_Goal A_
Translate the sentence "But healthy is for a lifetime." from the text encouraging Berry into Spanish.
━━━ Document excerpt ━━━
Up at 4.15, not really a surprise as I went to bed before 10. I needed it, I was tired

Berry you've come so far and frustration sometimes happens in anything we do. Just think how many other things you done so well in over the past years and have asked yourself why do I bother? But the end result is always more satisfying than we think it will be. It might only be satisfying to us because no other has gone through all that you have. Off days, are days, we're not perfect. The beauty of this is it always welcomes us back, there are no deadlines. TOM is a jerk, no doubt, but you're a strong woman. You haven't been exercising in a long time, so I'm thinking you're forgetting that 'high'. Sure you got to drag yourself there, but afterwards you always report on how good you felt/feel. I really think that's what you need. Sweets are for the moment and I know (so know) that means nothing when you're in that moment. But healthy is for a lifetime. Don't beat yourself up especially during this time, it's not fair to yourself. Stay strong and healthy

danzingurl hot tea, warm blankets, a pet (I have a dog) to cuddle. Those are all I got. I have no heat in my house upstairs so I know cold. I am demanding to hear and 9 day report...stay strong.
━━━
_Goal B_
In the dataset rows, give the lines from the one containing "release-latest-version-button[interactable]: Release latest" through the one containing "474, 57, 490]", inclusive, as a numbered list.
━━━ Listed entries ━━━
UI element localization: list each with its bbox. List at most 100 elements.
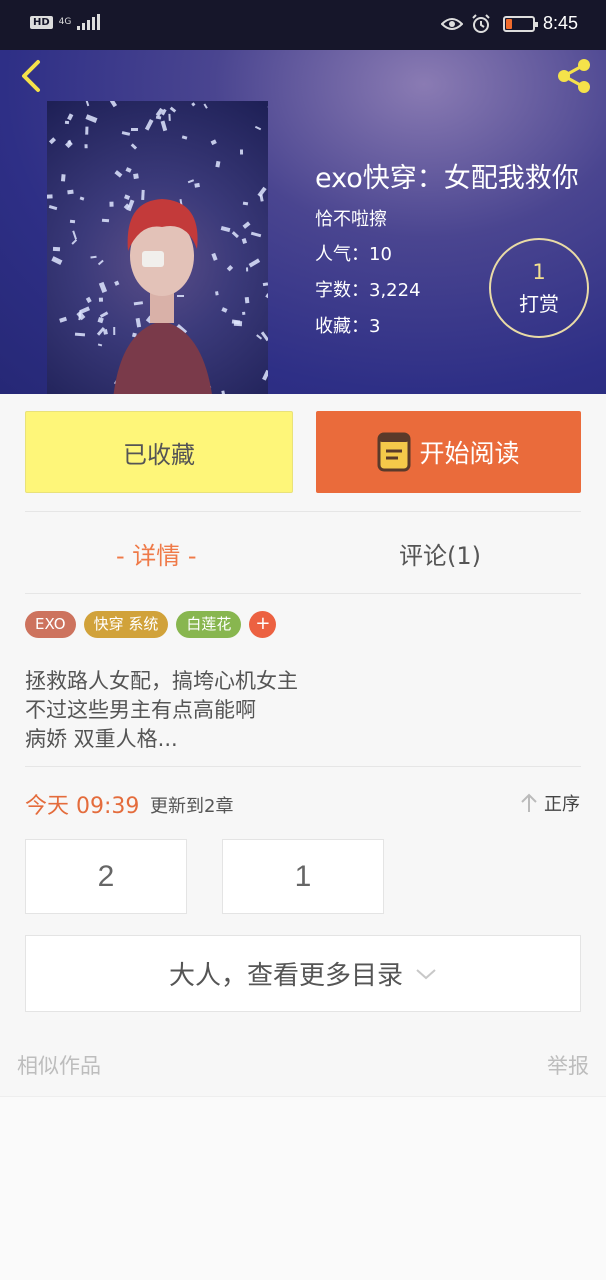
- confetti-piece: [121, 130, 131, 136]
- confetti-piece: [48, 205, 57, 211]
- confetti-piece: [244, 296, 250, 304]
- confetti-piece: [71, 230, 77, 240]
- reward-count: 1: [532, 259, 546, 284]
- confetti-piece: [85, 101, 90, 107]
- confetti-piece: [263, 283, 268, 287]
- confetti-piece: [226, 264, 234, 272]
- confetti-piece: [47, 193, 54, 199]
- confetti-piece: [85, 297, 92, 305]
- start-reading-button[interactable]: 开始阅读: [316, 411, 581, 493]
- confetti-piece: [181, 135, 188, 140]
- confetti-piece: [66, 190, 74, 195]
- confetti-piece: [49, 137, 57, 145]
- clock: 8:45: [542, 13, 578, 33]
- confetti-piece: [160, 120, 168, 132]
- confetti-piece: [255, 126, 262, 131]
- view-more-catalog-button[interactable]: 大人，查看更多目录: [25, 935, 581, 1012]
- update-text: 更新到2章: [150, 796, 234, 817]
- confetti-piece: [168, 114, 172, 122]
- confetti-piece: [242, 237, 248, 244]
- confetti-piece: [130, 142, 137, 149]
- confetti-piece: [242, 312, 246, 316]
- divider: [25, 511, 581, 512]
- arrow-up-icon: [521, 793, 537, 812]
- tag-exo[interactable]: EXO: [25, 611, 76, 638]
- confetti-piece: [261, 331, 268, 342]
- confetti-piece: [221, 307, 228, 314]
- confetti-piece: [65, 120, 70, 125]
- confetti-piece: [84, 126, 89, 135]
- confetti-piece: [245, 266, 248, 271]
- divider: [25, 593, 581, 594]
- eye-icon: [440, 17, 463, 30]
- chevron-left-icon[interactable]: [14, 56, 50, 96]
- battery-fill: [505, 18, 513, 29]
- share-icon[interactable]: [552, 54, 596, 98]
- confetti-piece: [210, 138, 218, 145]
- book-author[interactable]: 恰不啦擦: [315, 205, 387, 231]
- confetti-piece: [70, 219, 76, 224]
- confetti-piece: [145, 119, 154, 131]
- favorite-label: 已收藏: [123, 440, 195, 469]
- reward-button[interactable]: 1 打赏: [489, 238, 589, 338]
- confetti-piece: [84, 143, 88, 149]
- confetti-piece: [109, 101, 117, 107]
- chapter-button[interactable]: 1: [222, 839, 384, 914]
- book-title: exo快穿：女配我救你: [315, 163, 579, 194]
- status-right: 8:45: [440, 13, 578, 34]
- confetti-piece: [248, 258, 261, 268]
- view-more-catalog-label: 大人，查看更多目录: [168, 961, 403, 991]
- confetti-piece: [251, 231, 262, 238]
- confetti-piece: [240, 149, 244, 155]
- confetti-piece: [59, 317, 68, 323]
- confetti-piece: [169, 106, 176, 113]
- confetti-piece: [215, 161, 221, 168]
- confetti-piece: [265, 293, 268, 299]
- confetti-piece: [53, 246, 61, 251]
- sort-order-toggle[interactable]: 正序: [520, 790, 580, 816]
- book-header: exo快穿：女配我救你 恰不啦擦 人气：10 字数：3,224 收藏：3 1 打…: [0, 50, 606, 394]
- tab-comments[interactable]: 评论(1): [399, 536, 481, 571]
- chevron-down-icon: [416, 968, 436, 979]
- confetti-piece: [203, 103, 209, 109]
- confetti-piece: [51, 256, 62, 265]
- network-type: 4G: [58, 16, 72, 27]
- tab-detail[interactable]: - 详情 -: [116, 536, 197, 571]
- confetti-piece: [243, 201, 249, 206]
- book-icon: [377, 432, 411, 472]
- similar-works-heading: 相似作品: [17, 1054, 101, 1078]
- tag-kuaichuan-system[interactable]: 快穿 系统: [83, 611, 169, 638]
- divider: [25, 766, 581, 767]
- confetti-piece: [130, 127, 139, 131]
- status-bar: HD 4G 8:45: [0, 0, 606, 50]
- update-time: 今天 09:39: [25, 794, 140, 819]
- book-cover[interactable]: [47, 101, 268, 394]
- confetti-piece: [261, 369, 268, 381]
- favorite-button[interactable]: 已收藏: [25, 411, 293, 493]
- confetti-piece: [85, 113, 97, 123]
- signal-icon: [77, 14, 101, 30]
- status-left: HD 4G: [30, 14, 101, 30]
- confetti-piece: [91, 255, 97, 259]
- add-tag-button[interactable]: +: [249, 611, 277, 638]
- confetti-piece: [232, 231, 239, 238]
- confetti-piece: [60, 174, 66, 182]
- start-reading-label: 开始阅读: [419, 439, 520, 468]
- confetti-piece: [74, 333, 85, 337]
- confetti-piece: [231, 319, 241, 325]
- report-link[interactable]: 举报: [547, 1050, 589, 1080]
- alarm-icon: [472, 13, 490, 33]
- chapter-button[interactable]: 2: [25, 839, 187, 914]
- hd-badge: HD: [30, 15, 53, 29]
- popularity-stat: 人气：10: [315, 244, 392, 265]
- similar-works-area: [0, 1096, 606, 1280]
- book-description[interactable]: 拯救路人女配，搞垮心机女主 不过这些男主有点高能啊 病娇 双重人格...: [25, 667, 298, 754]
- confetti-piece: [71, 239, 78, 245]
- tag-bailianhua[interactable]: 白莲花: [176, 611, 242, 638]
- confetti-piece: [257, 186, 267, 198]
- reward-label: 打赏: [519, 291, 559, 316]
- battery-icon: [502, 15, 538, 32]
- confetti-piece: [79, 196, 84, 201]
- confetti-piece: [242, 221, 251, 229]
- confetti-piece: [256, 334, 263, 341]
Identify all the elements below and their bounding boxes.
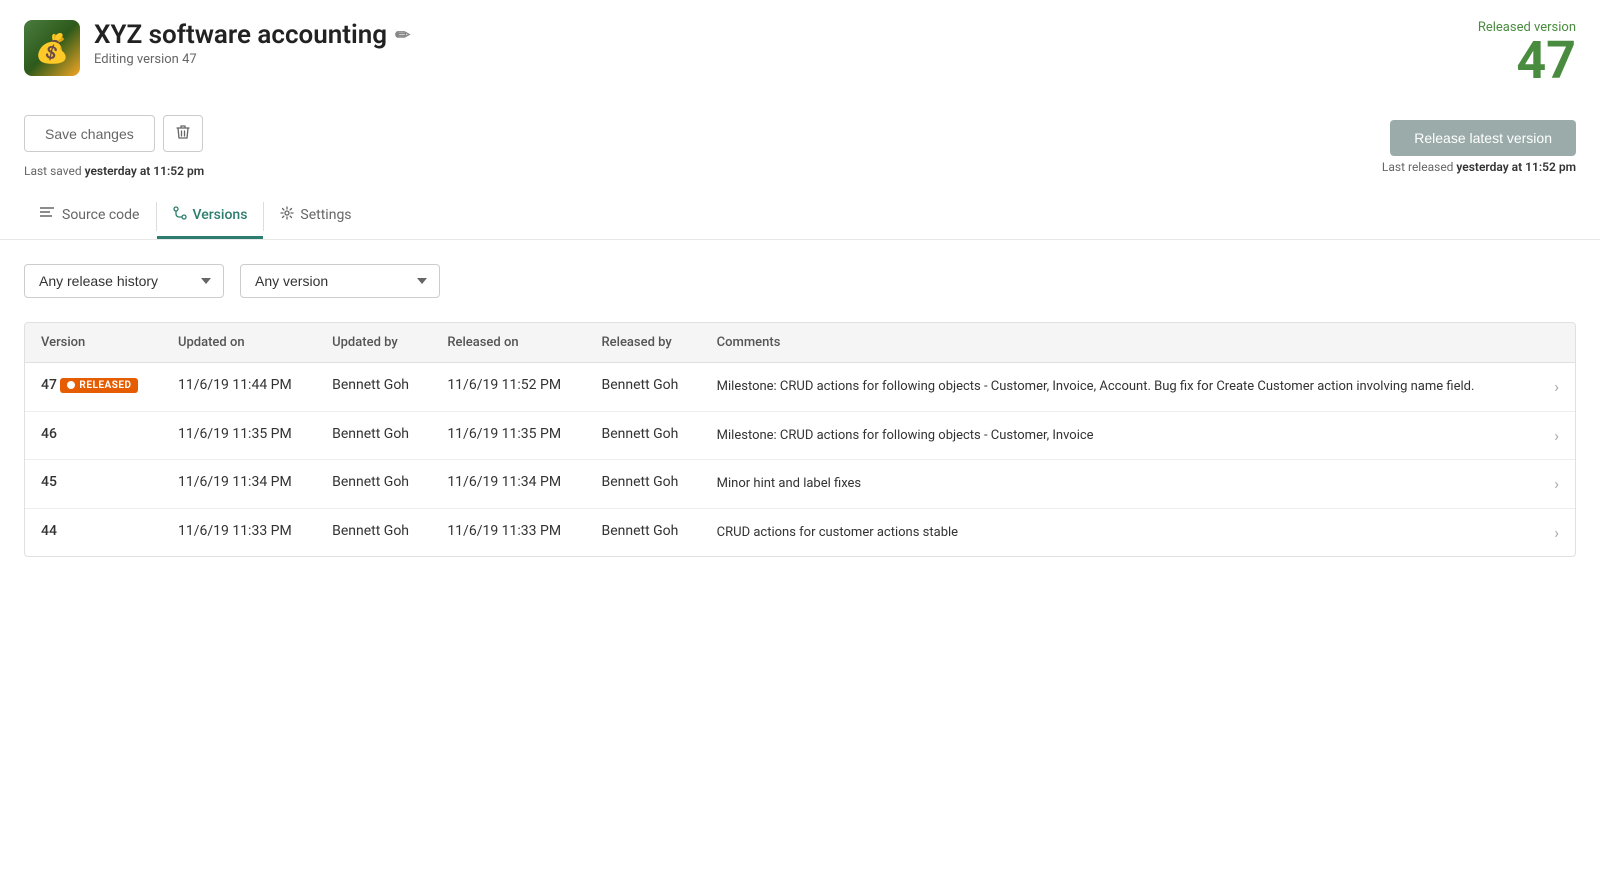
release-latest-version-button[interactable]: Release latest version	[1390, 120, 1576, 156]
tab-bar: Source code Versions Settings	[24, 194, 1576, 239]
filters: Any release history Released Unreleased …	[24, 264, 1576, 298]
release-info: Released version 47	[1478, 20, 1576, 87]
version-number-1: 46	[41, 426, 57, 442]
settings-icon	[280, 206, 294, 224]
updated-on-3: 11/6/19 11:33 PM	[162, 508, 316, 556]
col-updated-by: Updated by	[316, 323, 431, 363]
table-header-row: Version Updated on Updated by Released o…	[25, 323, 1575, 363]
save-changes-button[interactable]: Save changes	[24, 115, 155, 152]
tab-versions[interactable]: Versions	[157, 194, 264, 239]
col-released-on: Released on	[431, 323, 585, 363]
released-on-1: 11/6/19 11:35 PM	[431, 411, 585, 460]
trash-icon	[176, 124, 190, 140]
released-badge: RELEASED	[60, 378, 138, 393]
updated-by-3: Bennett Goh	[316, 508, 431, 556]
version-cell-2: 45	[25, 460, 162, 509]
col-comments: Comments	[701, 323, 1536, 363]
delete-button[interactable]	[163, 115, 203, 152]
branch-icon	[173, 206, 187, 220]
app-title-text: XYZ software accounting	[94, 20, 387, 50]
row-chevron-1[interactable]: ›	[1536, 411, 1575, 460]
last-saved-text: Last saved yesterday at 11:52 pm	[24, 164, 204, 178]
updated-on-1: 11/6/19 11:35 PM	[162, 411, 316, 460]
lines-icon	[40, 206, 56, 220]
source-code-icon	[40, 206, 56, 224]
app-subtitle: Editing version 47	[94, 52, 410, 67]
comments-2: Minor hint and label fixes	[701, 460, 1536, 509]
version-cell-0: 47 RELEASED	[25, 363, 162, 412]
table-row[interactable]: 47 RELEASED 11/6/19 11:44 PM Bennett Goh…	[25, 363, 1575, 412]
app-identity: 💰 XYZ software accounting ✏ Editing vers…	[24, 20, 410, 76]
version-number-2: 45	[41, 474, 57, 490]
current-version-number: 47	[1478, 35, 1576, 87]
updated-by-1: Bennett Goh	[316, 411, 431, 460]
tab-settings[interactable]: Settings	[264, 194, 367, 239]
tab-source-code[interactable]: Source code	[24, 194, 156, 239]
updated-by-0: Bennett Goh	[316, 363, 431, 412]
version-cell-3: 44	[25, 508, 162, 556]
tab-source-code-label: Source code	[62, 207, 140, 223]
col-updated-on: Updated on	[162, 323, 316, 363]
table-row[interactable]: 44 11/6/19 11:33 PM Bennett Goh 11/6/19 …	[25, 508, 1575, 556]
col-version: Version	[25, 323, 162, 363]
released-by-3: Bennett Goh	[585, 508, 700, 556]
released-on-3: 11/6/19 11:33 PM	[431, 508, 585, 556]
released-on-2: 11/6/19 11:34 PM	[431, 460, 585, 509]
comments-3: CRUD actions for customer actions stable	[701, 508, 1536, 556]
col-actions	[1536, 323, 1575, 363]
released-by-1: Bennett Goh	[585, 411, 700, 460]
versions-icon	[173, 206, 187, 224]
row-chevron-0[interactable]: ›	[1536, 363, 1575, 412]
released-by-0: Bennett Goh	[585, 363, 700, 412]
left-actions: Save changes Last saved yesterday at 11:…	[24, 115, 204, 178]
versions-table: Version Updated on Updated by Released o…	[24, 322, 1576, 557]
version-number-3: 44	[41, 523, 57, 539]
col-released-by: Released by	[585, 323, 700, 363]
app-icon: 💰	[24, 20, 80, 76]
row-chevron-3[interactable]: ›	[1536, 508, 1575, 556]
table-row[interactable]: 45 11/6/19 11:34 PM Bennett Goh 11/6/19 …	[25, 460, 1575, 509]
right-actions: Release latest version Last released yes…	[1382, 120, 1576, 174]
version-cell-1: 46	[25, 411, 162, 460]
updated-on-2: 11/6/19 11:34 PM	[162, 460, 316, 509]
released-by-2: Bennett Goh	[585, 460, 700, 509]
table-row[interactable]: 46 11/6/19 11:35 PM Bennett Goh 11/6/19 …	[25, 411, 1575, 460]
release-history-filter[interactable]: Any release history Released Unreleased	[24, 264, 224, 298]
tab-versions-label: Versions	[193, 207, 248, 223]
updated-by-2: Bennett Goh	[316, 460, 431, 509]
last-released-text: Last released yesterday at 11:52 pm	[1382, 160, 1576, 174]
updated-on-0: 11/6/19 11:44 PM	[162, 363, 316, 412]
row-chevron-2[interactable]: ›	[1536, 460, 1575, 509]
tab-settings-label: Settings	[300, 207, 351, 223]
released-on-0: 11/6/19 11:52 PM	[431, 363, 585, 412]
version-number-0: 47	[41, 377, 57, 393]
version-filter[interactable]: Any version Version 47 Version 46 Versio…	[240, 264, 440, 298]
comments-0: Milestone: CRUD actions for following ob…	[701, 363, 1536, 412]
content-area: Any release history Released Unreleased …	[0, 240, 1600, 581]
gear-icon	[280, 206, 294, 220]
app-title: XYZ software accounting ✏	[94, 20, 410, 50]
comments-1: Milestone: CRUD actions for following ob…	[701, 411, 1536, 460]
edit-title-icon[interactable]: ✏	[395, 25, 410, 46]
━━━
_Expected output A_
Pero lo saludable es para toda la vida.

_Expected output B_
1. release-latest-version-button[interactable]: Release latest version	[1390, 120, 1576, 156]
2. tab-bar: Source code Versions Settings	[24, 194, 1576, 239]
3. filters: Any release history Released Unreleased …	[24, 264, 1576, 298]
4. release-info: Released version 47	[1478, 20, 1576, 87]
5. version-number-1: 46	[41, 426, 57, 442]
6. settings-icon	[280, 206, 294, 224]
7. updated-on-3: 11/6/19 11:33 PM	[162, 508, 316, 556]
8. col-updated-by: Updated by	[316, 323, 431, 363]
9. table-header-row: Version Updated on Updated by Released o…	[25, 323, 1575, 363]
10. save-changes-button[interactable]: Save changes	[24, 115, 155, 152]
11. tab-versions[interactable]: Versions	[157, 194, 264, 239]
12. col-released-on: Released on	[431, 323, 585, 363]
13. released-on-1: 11/6/19 11:35 PM	[431, 411, 585, 460]
14. trash-icon	[176, 124, 190, 140]
15. released-badge: RELEASED	[60, 378, 138, 393]
16. updated-by-3: Bennett Goh	[316, 508, 431, 556]
17. version-cell-2: 45	[25, 460, 162, 509]
18. col-comments: Comments	[701, 323, 1536, 363]
19. delete-button[interactable]	[163, 115, 203, 152]
20. branch-icon	[173, 206, 187, 220]
21. app-title-text: XYZ software accounting	[94, 20, 387, 50]
22. row-chevron-1[interactable]: ›	[1536, 411, 1575, 460]
23. last-saved-text: Last saved yesterday at 11:52 pm	[24, 164, 204, 178]
24. updated-on-1: 11/6/19 11:35 PM	[162, 411, 316, 460]
25. lines-icon	[40, 206, 56, 220]
26. source-code-icon	[40, 206, 56, 224]
27. app-subtitle: Editing version 47	[94, 52, 410, 67]
28. comments-2: Minor hint and label fixes	[701, 460, 1536, 509]
29. version-cell-0: 47 RELEASED	[25, 363, 162, 412]
30. table-row[interactable]: 47 RELEASED 11/6/19 11:44 PM Bennett Goh…	[25, 363, 1575, 412]
31. app-identity: 💰 XYZ software accounting ✏ Editing vers…	[24, 20, 410, 76]
32. version-number-2: 45	[41, 474, 57, 490]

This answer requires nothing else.